##### Given records
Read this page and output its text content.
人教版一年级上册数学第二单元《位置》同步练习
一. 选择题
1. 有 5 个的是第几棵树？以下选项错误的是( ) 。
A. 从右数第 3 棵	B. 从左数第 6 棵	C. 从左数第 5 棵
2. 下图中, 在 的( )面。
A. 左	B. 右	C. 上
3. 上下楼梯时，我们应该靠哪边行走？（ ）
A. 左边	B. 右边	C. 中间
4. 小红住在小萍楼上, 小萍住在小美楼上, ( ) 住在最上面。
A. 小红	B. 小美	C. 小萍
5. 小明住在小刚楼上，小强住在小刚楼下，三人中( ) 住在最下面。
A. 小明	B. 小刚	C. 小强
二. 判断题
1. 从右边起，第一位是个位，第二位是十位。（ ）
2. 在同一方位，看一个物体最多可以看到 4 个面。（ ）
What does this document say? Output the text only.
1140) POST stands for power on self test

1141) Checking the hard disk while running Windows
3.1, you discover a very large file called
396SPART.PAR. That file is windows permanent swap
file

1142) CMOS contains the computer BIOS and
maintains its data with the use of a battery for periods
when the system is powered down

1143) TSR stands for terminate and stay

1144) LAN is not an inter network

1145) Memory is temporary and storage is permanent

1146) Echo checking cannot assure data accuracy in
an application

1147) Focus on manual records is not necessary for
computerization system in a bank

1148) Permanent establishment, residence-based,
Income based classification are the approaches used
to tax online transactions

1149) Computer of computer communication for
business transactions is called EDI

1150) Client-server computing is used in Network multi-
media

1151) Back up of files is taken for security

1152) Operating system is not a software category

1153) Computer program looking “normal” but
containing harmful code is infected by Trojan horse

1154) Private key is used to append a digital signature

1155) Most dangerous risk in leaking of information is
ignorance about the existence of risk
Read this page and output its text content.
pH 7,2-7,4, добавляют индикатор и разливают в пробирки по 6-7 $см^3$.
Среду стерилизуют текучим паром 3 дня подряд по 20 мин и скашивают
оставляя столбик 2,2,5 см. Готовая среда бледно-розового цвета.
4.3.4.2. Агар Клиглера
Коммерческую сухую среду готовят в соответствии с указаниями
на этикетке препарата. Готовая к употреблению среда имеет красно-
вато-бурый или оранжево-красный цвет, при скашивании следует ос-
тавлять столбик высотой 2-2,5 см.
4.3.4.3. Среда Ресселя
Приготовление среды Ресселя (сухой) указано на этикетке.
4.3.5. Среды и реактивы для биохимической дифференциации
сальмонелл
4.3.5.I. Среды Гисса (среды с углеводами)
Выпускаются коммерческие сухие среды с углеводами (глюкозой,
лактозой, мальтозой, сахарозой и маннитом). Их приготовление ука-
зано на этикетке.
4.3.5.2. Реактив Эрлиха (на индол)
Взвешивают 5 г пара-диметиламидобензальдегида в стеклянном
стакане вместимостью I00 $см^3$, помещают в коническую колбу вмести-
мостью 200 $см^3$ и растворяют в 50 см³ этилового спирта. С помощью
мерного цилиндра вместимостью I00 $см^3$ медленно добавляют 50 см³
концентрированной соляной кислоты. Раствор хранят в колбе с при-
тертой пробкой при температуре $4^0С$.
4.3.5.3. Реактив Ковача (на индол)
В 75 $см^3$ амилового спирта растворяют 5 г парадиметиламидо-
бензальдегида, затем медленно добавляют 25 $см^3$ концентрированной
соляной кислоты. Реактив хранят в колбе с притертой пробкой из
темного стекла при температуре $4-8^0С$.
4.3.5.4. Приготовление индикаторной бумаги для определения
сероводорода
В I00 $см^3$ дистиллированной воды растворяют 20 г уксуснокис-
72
##########
**Required task**: Make an exact copy of the listing, including every line.

**Task solution**:
Read this page and output its text content.
人教版一年级上册数学第二单元《位置》同步练习
一. 选择题
1. 有 5 个的是第几棵树？以下选项错误的是( ) 。
A. 从右数第 3 棵	B. 从左数第 6 棵	C. 从左数第 5 棵
2. 下图中, 在 的( )面。
A. 左	B. 右	C. 上
3. 上下楼梯时，我们应该靠哪边行走？（ ）
A. 左边	B. 右边	C. 中间
4. 小红住在小萍楼上, 小萍住在小美楼上, ( ) 住在最上面。
A. 小红	B. 小美	C. 小萍
5. 小明住在小刚楼上，小强住在小刚楼下，三人中( ) 住在最下面。
A. 小明	B. 小刚	C. 小强
二. 判断题
1. 从右边起，第一位是个位，第二位是十位。（ ）
2. 在同一方位，看一个物体最多可以看到 4 个面。（ ）
What does this document say? Output the text only.
1140) POST stands for power on self test

1141) Checking the hard disk while running Windows
3.1, you discover a very large file called
396SPART.PAR. That file is windows permanent swap
file

1142) CMOS contains the computer BIOS and
maintains its data with the use of a battery for periods
when the system is powered down

1143) TSR stands for terminate and stay

1144) LAN is not an inter network

1145) Memory is temporary and storage is permanent

1146) Echo checking cannot assure data accuracy in
an application

1147) Focus on manual records is not necessary for
computerization system in a bank

1148) Permanent establishment, residence-based,
Income based classification are the approaches used
to tax online transactions

1149) Computer of computer communication for
business transactions is called EDI

1150) Client-server computing is used in Network multi-
media

1151) Back up of files is taken for security

1152) Operating system is not a software category

1153) Computer program looking “normal” but
containing harmful code is infected by Trojan horse

1154) Private key is used to append a digital signature

1155) Most dangerous risk in leaking of information is
ignorance about the existence of risk
Read this page and output its text content.
pH 7,2-7,4, добавляют индикатор и разливают в пробирки по 6-7 $см^3$.
Среду стерилизуют текучим паром 3 дня подряд по 20 мин и скашивают
оставляя столбик 2,2,5 см. Готовая среда бледно-розового цвета.
4.3.4.2. Агар Клиглера
Коммерческую сухую среду готовят в соответствии с указаниями
на этикетке препарата. Готовая к употреблению среда имеет красно-
вато-бурый или оранжево-красный цвет, при скашивании следует ос-
тавлять столбик высотой 2-2,5 см.
4.3.4.3. Среда Ресселя
Приготовление среды Ресселя (сухой) указано на этикетке.
4.3.5. Среды и реактивы для биохимической дифференциации
сальмонелл
4.3.5.I. Среды Гисса (среды с углеводами)
Выпускаются коммерческие сухие среды с углеводами (глюкозой,
лактозой, мальтозой, сахарозой и маннитом). Их приготовление ука-
зано на этикетке.
4.3.5.2. Реактив Эрлиха (на индол)
Взвешивают 5 г пара-диметиламидобензальдегида в стеклянном
стакане вместимостью I00 $см^3$, помещают в коническую колбу вмести-
мостью 200 $см^3$ и растворяют в 50 см³ этилового спирта. С помощью
мерного цилиндра вместимостью I00 $см^3$ медленно добавляют 50 см³
концентрированной соляной кислоты. Раствор хранят в колбе с при-
тертой пробкой при температуре $4^0С$.
4.3.5.3. Реактив Ковача (на индол)
В 75 $см^3$ амилового спирта растворяют 5 г парадиметиламидо-
бензальдегида, затем медленно добавляют 25 $см^3$ концентрированной
соляной кислоты. Реактив хранят в колбе с притертой пробкой из
темного стекла при температуре $4-8^0С$.
4.3.5.4. Приготовление индикаторной бумаги для определения
сероводорода
В I00 $см^3$ дистиллированной воды растворяют 20 г уксуснокис-
72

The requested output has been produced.